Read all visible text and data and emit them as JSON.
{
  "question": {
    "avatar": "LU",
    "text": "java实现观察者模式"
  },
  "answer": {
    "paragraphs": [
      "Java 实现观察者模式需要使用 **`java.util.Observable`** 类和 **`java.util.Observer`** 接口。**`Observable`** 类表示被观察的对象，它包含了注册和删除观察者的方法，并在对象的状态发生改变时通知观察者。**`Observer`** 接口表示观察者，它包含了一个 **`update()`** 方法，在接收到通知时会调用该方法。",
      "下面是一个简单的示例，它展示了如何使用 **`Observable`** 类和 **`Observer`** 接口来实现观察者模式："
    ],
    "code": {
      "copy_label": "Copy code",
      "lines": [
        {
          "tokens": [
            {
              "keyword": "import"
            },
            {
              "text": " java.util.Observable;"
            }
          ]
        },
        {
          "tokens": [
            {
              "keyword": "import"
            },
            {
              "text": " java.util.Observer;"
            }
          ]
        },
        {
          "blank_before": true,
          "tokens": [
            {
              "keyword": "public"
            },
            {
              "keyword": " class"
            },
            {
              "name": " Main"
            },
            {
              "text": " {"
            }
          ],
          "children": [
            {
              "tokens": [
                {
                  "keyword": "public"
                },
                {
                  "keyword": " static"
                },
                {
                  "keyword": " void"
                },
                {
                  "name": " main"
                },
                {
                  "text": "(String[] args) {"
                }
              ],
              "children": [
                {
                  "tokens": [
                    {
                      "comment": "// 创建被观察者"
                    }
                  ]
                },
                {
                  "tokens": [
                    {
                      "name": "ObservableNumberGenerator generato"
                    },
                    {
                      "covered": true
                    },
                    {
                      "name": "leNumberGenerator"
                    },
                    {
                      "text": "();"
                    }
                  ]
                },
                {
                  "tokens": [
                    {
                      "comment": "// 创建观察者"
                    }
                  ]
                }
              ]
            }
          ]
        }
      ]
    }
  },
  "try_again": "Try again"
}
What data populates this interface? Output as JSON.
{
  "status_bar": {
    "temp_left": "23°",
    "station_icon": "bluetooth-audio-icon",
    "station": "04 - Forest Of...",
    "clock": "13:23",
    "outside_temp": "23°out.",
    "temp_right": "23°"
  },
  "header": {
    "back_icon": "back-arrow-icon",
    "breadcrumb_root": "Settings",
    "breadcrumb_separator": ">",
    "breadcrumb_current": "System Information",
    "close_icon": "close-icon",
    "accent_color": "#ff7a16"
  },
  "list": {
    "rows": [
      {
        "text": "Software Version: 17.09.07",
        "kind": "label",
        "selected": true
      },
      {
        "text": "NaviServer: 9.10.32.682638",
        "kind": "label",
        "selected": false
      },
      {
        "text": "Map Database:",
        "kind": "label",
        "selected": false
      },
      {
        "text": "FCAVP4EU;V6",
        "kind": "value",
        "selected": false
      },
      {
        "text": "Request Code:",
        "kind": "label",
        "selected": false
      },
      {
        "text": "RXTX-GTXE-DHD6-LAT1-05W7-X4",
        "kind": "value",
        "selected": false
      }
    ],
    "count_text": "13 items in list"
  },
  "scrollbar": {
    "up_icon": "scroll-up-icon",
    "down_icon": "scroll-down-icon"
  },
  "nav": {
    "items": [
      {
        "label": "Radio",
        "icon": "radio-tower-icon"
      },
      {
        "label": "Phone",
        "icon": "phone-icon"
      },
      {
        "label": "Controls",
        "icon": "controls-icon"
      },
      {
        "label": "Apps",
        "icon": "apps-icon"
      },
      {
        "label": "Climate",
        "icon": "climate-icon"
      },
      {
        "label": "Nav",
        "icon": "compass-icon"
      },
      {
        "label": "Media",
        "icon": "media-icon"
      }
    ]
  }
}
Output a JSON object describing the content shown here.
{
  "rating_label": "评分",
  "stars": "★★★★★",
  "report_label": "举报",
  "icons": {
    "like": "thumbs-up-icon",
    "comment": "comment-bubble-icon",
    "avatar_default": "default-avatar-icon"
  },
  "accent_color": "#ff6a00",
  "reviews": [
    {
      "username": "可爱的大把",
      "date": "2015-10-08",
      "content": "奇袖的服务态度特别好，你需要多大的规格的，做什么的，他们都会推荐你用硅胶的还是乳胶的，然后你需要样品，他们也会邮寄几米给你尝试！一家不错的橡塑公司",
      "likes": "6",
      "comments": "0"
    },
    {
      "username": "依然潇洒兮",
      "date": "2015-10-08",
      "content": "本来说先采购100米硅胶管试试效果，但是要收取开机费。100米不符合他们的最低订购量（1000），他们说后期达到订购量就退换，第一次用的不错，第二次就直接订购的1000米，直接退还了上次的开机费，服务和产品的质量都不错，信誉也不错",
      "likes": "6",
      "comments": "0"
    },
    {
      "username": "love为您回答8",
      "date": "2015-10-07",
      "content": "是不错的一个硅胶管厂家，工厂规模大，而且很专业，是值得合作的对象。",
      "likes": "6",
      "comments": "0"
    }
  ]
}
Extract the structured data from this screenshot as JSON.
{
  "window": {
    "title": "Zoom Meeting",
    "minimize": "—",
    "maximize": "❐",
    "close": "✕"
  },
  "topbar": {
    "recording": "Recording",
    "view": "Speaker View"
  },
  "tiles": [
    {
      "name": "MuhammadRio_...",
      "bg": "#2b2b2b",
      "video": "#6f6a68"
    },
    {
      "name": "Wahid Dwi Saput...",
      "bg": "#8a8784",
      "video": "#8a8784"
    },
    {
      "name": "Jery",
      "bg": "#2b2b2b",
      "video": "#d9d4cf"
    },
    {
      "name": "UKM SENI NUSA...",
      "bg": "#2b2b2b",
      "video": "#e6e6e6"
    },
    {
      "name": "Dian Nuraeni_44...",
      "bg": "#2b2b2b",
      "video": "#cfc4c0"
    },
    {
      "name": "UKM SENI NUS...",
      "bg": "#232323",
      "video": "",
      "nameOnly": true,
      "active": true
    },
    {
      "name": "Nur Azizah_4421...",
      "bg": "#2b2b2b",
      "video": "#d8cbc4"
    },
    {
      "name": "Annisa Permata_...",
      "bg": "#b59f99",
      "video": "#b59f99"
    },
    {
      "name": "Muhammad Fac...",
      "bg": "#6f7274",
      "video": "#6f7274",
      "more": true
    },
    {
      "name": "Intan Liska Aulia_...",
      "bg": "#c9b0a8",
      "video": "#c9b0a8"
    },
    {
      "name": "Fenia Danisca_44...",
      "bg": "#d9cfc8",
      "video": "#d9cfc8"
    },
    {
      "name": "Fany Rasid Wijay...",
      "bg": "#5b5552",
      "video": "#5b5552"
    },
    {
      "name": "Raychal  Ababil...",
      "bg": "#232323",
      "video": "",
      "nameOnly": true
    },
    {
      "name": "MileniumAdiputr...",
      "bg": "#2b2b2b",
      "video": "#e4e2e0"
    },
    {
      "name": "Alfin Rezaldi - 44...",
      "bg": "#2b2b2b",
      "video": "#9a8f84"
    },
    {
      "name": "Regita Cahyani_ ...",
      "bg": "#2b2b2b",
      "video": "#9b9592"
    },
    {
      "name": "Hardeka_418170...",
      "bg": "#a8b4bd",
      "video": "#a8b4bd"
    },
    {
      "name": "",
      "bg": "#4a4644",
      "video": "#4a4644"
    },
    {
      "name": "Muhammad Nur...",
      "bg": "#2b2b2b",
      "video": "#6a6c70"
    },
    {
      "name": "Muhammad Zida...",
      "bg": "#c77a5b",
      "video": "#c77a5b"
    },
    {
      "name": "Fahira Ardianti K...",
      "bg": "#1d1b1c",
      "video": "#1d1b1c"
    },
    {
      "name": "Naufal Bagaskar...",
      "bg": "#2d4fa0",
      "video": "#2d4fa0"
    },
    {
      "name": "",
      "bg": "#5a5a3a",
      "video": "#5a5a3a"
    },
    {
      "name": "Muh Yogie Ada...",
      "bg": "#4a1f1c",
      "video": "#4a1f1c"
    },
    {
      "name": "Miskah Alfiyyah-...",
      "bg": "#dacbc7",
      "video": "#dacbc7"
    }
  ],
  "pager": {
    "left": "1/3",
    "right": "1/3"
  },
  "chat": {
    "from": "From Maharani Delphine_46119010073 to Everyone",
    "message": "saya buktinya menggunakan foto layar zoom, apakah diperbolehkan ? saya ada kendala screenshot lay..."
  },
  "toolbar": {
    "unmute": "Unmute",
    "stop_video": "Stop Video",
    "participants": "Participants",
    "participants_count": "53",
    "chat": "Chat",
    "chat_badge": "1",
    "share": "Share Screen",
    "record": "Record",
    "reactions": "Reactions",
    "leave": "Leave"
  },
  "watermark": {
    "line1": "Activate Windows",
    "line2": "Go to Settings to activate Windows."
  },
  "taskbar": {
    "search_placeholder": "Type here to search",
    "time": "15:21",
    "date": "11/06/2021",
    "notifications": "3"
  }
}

PROBLEM TO WORK ON:
Take every line above carrying "keyword" and return it.

SOLVED EXERCISE:
              "keyword": "import"
              "keyword": "import"
              "keyword": "public"
              "keyword": " class"
                  "keyword": "public"
                  "keyword": " static"
                  "keyword": " void"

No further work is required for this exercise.